# Short task:
Pull every line holding the string "GUIDE" from the records below.

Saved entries
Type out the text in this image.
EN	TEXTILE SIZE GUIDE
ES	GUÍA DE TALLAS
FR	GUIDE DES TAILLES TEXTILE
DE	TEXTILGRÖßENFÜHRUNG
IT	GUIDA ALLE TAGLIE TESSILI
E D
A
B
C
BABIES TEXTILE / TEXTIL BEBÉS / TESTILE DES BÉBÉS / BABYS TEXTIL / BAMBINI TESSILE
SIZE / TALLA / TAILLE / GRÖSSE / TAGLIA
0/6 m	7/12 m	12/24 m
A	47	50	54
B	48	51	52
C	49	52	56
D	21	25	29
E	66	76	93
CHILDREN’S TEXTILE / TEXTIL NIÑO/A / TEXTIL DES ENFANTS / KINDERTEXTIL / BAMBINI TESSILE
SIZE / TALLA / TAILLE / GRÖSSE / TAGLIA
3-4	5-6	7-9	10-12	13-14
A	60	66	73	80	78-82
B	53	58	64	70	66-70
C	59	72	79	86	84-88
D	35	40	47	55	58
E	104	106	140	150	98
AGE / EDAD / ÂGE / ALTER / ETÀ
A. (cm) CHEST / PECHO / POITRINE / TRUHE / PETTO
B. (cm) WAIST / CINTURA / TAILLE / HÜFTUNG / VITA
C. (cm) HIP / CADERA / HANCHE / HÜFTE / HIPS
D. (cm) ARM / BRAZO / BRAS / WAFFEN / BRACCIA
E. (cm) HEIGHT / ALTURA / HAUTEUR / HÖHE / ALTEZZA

# Written solution:
EN	TEXTILE SIZE GUIDE
FR	GUIDE DES TAILLES TEXTILE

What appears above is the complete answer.